*Task prompt*.
Your answer should be one number: the count of lines in these entries that hold the word "tiêu".

*Supplied material*.
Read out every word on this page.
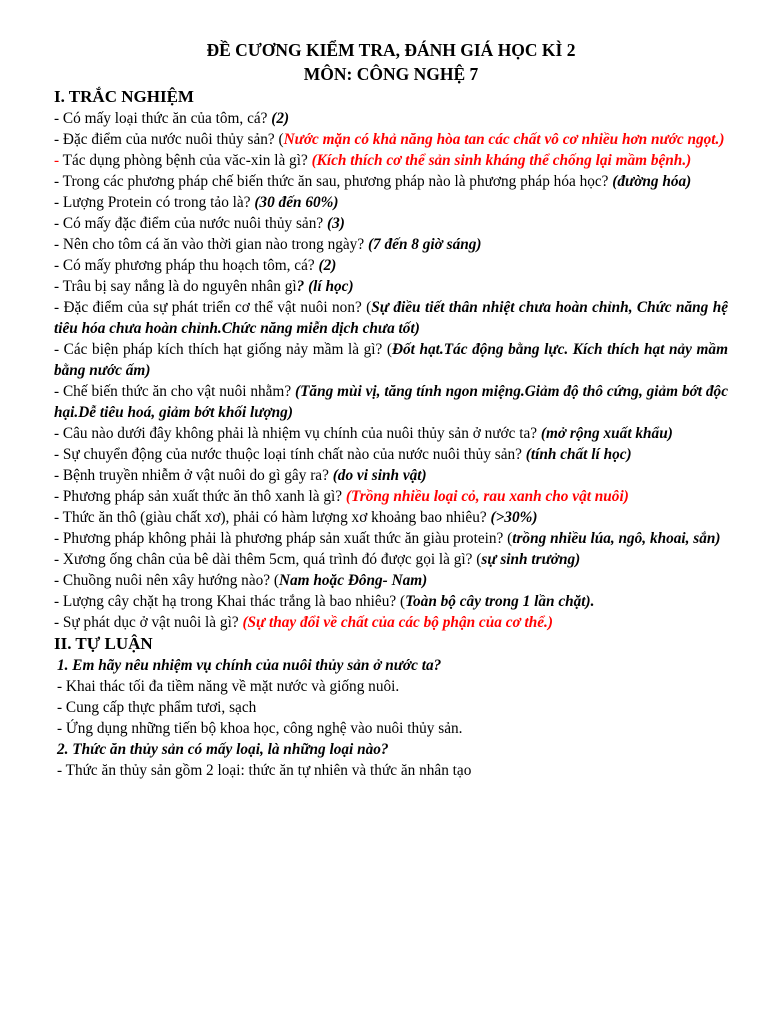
ĐỀ CƯƠNG KIỂM TRA, ĐÁNH GIÁ HỌC KÌ 2
MÔN: CÔNG NGHỆ 7
I. TRẮC NGHIỆM

- Có mấy loại thức ăn của tôm, cá? (2)

- Đặc điểm của nước nuôi thủy sản? (Nước mặn có khả năng hòa tan các chất vô cơ nhiều hơn nước ngọt.)

- Tác dụng phòng bệnh của văc-xin là gì? (Kích thích cơ thể sản sinh kháng thể chống lại mầm bệnh.)

- Trong các phương pháp chế biến thức ăn sau, phương pháp nào là phương pháp hóa học? (đường hóa)

- Lượng Protein có trong tảo là? (30 đến 60%)

- Có mấy đặc điểm của nước nuôi thủy sản? (3)

- Nên cho tôm cá ăn vào thời gian nào trong ngày? (7 đến 8 giờ sáng)

- Có mấy phương pháp thu hoạch tôm, cá? (2)

- Trâu bị say nắng là do nguyên nhân gì? (lí học)

- Đặc điểm của sự phát triển cơ thể vật nuôi non? (Sự điều tiết thân nhiệt chưa hoàn chỉnh, Chức năng hệ tiêu hóa chưa hoàn chỉnh.Chức năng miễn dịch chưa tốt)

- Các biện pháp kích thích hạt giống nảy mầm là gì? (Đốt hạt.Tác động bằng lực. Kích thích hạt nảy mầm bằng nước ấm)

- Chế biến thức ăn cho vật nuôi nhằm? (Tăng mùi vị, tăng tính ngon miệng.Giảm độ thô cứng, giảm bớt độc hại.Dễ tiêu hoá, giảm bớt khối lượng)

- Câu nào dưới đây không phải là nhiệm vụ chính của nuôi thủy sản ở nước ta? (mở rộng xuất khẩu)

- Sự chuyển động của nước thuộc loại tính chất nào của nước nuôi thủy sản? (tính chất lí học)

- Bệnh truyền nhiễm ở vật nuôi do gì gây ra? (do vi sinh vật)

- Phương pháp sản xuất thức ăn thô xanh là gì? (Trồng nhiều loại cỏ, rau xanh cho vật nuôi)

- Thức ăn thô (giàu chất xơ), phải có hàm lượng xơ khoảng bao nhiêu? (>30%)

- Phương pháp không phải là phương pháp sản xuất thức ăn giàu protein? (trồng nhiều lúa, ngô, khoai, sắn)

- Xương ống chân của bê dài thêm 5cm, quá trình đó được gọi là gì? (sự sinh trưởng)

- Chuồng nuôi nên xây hướng nào? (Nam hoặc Đông- Nam)

- Lượng cây chặt hạ trong Khai thác trắng là bao nhiêu? (Toàn bộ cây trong 1 lần chặt).

- Sự phát dục ở vật nuôi là gì? (Sự thay đổi về chất của các bộ phận của cơ thể.)

II. TỰ LUẬN
1. Em hãy nêu nhiệm vụ chính của nuôi thủy sản ở nước ta?
- Khai thác tối đa tiềm năng về mặt nước và giống nuôi.
- Cung cấp thực phẩm tươi, sạch
- Ứng dụng những tiến bộ khoa học, công nghệ vào nuôi thủy sản.
2. Thức ăn thủy sản có mấy loại, là những loại nào?
- Thức ăn thủy sản gồm 2 loại: thức ăn tự nhiên và thức ăn nhân tạo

*Result*.
2